* **AIM 1**: Report each line of the listing that contains the string "interactable", and copy every such line in full.
── EXTRACT PROVIDED ──
How does Google return search results in <200ms from 100B+ pages?

🎯 Design a web search engine: 100B+ pages, <200ms results, authority + relevance ranking

Concepts Involved

Elasticsearch Sharding Indexing Caching Load Balancer

Problem Statement

How does a web search engine index 100B+ pages and return ranked results in <200ms, combining authority scoring with relevance ranking across a tiered index serving architecture with early termination?

Core challenge: 100B+ pages. User types a query. You must find the most relevant 10 results from 100 billion candidates in under 200ms. Brute-force scan is impossible. The answer: inverted index + tiered serving + early termination.

100B+

indexed pages

petabytes of index

<200ms

query latency

P99 target

100K+

queries / second

8.5B queries/day

1000s

index shards

scatter-gather query

Architecture · Inverted Index + Tiered Serving

Layer	Role	How
Crawl	Discover and fetch pages	Priority queue by PageRank + change frequency. Politeness (robots.txt). 1000s of crawlers.
Index Build	Create inverted index	word → [(doc_id, position, tf-idf score), ...]. MapReduce pipeline. Partitioned by doc_id range.
───
── ENTRIES ──
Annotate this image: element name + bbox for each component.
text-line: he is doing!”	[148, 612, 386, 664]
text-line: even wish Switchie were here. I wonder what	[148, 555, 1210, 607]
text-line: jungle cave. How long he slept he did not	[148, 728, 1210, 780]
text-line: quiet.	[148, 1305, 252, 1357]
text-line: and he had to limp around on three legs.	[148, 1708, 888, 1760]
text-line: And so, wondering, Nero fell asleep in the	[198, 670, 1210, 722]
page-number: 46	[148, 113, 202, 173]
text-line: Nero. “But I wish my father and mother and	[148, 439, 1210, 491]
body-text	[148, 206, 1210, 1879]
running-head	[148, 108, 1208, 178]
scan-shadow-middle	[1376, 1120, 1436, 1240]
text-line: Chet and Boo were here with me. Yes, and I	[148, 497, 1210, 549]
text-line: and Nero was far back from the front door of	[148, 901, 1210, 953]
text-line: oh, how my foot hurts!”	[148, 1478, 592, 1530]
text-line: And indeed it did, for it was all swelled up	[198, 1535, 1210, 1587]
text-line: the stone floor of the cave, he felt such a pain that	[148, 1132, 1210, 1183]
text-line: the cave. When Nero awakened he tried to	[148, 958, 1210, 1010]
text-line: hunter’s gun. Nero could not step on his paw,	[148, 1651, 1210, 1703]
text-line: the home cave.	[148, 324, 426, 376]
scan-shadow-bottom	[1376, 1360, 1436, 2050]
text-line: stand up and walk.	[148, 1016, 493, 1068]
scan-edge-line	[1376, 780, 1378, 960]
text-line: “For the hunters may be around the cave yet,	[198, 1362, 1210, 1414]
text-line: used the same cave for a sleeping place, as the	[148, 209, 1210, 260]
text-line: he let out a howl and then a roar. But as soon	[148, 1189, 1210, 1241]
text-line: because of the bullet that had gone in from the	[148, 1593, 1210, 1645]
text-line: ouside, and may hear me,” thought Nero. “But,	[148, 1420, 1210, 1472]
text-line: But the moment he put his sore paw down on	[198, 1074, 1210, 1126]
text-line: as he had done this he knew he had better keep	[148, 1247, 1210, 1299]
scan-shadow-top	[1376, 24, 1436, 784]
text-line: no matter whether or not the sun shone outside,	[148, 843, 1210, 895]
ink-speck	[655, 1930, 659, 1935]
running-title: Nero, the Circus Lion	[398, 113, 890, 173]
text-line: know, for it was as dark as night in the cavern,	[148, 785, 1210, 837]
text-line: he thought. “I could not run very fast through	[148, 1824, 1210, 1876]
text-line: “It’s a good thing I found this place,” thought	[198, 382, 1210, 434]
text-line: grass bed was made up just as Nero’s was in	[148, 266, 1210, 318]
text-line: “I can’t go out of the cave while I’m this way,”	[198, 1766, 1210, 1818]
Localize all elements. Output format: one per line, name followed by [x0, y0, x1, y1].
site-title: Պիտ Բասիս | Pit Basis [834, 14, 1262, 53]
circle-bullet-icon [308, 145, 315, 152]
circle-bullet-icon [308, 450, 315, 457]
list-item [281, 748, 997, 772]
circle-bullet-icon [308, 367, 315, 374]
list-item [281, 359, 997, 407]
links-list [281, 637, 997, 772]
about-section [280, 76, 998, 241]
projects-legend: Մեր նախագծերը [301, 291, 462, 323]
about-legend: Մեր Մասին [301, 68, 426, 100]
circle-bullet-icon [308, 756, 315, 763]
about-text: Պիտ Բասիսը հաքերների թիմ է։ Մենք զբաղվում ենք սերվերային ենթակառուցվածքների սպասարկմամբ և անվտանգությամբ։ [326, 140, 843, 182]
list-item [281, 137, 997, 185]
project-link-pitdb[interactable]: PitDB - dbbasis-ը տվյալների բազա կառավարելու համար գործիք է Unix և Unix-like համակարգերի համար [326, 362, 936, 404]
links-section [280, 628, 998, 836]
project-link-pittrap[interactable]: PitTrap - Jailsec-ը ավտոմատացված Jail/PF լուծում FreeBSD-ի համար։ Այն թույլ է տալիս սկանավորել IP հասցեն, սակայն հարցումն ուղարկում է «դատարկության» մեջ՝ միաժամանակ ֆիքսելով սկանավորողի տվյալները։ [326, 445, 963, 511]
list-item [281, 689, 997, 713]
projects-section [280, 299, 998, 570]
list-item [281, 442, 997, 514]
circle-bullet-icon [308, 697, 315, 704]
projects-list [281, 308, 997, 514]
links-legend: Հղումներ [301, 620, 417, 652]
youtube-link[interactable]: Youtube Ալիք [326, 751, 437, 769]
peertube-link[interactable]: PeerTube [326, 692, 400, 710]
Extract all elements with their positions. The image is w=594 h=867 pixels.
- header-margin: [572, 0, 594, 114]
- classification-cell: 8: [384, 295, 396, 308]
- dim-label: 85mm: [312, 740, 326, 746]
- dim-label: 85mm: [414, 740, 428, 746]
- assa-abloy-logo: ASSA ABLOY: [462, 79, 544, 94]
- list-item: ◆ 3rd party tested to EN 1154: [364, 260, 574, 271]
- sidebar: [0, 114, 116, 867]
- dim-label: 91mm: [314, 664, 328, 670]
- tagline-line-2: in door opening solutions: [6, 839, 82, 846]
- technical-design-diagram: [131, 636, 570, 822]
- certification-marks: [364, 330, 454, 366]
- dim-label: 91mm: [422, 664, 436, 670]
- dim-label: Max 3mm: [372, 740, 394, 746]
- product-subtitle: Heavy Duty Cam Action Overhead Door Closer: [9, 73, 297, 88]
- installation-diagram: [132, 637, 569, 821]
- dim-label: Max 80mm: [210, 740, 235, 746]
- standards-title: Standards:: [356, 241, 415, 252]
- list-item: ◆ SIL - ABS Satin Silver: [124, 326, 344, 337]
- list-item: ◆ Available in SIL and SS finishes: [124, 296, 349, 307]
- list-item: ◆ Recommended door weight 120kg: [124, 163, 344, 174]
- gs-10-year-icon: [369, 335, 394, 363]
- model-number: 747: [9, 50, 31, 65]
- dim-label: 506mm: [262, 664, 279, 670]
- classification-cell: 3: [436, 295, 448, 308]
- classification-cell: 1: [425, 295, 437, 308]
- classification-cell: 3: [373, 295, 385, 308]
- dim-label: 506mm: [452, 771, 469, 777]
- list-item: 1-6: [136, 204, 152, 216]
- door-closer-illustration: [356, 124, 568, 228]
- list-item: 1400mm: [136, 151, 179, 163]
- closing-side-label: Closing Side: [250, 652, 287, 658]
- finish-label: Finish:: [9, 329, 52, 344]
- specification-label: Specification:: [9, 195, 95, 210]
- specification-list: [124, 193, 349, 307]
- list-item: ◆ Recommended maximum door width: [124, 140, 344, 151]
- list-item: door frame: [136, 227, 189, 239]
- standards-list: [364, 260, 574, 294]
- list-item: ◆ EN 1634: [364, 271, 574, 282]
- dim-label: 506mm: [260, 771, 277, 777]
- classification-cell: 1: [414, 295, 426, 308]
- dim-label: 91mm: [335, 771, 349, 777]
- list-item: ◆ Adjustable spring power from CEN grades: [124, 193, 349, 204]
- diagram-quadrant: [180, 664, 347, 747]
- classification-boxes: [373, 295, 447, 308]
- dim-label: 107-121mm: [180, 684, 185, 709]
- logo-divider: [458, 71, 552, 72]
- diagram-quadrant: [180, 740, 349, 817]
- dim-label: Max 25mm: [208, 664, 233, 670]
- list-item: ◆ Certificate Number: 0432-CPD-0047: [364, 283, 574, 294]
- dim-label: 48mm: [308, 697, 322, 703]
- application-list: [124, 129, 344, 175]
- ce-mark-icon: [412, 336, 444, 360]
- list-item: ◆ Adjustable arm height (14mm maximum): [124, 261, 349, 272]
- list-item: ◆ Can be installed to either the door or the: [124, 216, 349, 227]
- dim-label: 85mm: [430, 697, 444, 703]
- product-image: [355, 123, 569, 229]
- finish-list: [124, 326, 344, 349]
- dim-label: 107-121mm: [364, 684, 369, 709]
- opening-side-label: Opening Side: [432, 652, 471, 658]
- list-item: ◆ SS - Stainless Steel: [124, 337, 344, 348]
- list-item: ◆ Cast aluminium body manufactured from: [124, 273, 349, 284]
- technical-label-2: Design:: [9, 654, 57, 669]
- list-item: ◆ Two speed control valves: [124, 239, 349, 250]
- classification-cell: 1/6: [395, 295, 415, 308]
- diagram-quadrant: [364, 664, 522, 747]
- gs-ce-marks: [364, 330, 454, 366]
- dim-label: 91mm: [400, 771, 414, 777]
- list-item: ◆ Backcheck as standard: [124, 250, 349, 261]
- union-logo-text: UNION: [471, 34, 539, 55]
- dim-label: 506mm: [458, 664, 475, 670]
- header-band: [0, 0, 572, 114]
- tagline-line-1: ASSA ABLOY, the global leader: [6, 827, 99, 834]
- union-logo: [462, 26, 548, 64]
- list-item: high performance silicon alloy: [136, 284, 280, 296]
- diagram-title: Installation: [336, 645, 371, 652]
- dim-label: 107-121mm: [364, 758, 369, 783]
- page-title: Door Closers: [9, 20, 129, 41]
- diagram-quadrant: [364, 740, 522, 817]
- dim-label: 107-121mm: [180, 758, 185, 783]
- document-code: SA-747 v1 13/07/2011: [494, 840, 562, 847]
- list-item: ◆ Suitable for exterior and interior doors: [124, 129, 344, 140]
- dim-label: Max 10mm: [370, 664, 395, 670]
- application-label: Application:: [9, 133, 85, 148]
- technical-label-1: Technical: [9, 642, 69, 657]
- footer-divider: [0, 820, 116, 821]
───
* **AIM 2**: According to the search engine design page, how is the inverted index partitioned?

* **CORRECT ANSWER 1**:
project-link-pitdb[interactable]: PitDB - dbbasis-ը տվյալների բազա կառավարելու համար գործիք է Unix և Unix-like համակարգերի համար [326, 362, 936, 404]
project-link-pittrap[interactable]: PitTrap - Jailsec-ը ավտոմատացված Jail/PF լուծում FreeBSD-ի համար։ Այն թույլ է տալիս սկանավորել IP հասցեն, սակայն հարցումն ուղարկում է «դատարկության» մեջ՝ միաժամանակ ֆիքսելով սկանավորողի տվյալները։ [326, 445, 963, 511]
youtube-link[interactable]: Youtube Ալիք [326, 751, 437, 769]
peertube-link[interactable]: PeerTube [326, 692, 400, 710]

* **CORRECT ANSWER 2**: By doc_id range.